[Data excerpts]
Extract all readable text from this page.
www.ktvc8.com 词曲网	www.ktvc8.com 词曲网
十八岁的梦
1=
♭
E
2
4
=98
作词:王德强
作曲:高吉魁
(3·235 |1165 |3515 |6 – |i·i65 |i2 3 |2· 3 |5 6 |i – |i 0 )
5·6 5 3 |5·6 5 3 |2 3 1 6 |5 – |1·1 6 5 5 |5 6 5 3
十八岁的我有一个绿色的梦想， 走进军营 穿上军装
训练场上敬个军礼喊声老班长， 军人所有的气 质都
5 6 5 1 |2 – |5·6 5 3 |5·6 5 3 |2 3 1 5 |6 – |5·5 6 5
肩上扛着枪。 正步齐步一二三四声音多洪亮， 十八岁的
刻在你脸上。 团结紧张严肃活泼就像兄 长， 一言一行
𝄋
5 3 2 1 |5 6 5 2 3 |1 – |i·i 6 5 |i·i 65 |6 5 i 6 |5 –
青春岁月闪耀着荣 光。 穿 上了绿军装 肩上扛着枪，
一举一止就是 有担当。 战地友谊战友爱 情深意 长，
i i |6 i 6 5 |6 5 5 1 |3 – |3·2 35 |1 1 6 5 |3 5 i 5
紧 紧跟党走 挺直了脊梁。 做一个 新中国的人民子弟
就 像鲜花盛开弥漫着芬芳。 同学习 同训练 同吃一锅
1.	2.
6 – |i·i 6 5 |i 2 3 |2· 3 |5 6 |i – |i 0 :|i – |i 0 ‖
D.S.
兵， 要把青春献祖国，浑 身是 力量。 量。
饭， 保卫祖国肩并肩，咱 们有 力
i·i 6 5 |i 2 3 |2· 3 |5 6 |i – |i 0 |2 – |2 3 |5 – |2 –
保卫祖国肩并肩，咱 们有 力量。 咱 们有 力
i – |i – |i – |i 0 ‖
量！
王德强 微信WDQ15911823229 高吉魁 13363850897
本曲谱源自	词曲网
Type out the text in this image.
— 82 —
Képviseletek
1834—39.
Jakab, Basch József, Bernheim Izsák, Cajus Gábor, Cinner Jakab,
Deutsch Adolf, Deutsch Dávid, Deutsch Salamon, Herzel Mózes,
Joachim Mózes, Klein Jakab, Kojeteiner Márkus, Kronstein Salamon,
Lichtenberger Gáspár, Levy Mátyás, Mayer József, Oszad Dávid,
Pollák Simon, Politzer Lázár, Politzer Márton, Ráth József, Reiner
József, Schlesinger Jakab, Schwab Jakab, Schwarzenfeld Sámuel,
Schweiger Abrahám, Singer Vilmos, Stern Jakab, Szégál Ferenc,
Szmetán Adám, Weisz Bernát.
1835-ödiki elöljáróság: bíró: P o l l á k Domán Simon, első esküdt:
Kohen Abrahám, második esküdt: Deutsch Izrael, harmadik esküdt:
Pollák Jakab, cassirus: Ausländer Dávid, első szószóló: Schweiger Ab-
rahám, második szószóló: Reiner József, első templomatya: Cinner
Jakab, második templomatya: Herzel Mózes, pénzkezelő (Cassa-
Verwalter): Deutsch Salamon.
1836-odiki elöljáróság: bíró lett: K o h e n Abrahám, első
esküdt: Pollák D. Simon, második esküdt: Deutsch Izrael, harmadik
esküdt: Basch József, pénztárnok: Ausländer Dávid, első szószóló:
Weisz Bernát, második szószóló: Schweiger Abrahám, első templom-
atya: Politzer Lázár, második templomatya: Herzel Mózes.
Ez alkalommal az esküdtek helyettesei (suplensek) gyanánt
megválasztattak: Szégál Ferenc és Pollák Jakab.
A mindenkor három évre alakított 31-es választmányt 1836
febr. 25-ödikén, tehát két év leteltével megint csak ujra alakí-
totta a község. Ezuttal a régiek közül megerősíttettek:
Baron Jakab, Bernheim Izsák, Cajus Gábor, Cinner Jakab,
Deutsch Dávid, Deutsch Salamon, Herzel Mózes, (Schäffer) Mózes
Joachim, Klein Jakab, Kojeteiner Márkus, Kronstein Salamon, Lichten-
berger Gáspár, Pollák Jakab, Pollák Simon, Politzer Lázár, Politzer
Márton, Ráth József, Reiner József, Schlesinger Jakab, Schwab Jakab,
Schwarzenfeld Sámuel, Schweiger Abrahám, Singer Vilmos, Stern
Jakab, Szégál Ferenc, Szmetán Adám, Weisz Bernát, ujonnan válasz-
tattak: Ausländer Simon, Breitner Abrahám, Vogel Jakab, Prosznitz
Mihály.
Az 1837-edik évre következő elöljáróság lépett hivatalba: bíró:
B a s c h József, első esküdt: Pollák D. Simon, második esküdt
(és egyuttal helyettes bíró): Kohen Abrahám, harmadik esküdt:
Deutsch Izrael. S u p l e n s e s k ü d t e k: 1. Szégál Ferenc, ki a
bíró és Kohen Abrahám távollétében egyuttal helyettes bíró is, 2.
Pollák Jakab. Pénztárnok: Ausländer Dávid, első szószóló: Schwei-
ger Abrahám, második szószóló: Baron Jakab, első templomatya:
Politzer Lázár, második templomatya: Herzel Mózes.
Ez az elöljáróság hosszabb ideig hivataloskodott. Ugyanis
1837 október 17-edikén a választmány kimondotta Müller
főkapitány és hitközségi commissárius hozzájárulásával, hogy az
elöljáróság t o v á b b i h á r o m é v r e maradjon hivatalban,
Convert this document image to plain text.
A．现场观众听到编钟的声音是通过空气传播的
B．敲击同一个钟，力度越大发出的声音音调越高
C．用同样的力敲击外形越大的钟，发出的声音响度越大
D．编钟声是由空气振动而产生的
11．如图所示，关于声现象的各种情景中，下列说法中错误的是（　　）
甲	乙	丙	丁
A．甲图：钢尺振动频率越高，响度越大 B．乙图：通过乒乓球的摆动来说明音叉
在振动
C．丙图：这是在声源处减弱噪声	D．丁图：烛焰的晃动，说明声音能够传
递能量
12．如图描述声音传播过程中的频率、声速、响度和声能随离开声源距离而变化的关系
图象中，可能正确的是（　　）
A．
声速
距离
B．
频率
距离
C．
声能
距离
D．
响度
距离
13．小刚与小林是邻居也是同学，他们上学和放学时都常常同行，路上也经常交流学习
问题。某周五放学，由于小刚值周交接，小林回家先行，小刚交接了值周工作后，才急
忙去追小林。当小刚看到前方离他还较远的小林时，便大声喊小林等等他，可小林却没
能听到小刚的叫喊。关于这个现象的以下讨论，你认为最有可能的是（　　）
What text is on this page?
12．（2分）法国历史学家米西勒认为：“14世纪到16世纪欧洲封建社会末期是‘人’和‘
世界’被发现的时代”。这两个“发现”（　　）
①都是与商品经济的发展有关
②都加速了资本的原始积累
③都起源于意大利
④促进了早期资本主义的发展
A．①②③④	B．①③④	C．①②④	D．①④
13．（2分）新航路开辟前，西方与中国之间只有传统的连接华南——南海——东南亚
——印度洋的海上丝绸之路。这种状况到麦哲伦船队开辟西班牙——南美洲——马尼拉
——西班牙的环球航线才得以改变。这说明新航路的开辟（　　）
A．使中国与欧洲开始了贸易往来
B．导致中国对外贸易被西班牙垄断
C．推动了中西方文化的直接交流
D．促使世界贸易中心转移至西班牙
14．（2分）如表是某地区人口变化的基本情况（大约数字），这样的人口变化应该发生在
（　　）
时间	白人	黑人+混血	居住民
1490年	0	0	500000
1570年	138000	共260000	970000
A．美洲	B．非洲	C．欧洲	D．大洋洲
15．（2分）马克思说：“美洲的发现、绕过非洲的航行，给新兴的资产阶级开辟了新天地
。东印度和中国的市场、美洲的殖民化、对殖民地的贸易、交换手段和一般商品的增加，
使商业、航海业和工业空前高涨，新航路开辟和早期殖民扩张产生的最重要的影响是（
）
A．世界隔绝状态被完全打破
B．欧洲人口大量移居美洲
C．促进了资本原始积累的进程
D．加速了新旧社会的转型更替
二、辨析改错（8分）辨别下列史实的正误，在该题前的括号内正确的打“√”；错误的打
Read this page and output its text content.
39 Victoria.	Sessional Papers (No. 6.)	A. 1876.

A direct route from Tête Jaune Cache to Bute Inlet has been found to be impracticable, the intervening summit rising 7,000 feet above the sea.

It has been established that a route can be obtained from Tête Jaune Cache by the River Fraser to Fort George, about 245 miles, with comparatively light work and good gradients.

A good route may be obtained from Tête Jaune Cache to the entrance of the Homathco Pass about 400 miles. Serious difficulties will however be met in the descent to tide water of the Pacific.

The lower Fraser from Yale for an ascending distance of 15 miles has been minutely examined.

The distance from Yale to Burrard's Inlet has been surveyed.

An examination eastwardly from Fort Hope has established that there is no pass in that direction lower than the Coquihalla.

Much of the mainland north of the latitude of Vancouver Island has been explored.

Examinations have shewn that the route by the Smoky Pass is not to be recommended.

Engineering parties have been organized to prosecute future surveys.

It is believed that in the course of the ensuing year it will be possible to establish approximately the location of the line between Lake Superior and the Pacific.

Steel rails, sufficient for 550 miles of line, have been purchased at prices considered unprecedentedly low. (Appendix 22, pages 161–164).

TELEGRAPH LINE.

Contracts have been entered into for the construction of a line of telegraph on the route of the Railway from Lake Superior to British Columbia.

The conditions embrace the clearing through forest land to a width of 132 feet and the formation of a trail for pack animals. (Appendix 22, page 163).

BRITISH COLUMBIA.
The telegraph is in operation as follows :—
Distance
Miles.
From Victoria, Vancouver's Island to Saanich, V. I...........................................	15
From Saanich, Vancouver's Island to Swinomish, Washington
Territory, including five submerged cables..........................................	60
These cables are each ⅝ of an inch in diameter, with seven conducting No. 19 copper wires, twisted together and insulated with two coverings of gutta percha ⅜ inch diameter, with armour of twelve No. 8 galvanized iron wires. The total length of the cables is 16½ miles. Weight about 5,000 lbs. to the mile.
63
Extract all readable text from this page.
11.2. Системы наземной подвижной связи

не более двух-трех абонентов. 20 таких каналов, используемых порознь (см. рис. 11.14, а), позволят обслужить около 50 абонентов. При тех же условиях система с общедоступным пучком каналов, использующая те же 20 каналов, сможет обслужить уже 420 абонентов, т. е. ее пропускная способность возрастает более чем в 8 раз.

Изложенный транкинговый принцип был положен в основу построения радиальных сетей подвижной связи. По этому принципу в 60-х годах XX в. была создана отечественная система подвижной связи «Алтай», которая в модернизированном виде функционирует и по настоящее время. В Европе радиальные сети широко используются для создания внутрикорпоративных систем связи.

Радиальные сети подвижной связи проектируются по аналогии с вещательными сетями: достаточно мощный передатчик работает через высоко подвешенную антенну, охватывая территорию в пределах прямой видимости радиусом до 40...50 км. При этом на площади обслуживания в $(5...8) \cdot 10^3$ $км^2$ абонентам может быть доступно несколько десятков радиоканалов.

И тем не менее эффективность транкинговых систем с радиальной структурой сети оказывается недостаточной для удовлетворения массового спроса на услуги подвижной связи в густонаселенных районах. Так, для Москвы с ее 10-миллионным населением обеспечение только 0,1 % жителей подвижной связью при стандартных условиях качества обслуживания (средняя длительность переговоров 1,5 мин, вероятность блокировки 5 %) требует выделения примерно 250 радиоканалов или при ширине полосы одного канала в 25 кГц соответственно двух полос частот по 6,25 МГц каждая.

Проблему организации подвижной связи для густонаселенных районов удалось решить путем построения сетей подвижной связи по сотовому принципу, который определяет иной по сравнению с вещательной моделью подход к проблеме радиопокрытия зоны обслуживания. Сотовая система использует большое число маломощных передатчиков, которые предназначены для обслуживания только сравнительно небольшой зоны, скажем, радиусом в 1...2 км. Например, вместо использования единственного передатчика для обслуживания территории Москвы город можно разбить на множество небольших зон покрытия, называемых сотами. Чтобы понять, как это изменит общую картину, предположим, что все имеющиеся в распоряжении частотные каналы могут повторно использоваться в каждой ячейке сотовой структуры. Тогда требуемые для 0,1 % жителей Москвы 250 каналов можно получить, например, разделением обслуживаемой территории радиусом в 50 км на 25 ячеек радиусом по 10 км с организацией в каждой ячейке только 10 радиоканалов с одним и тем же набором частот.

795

## GIVEN INSTRUCTION
Check the data for the word "Kronstein" and pull out the lines that have it.

## REPLY TO THE EXERCISE
Joachim Mózes, Klein Jakab, Kojeteiner Márkus, Kronstein Salamon,
Joachim, Klein Jakab, Kojeteiner Márkus, Kronstein Salamon, Lichten-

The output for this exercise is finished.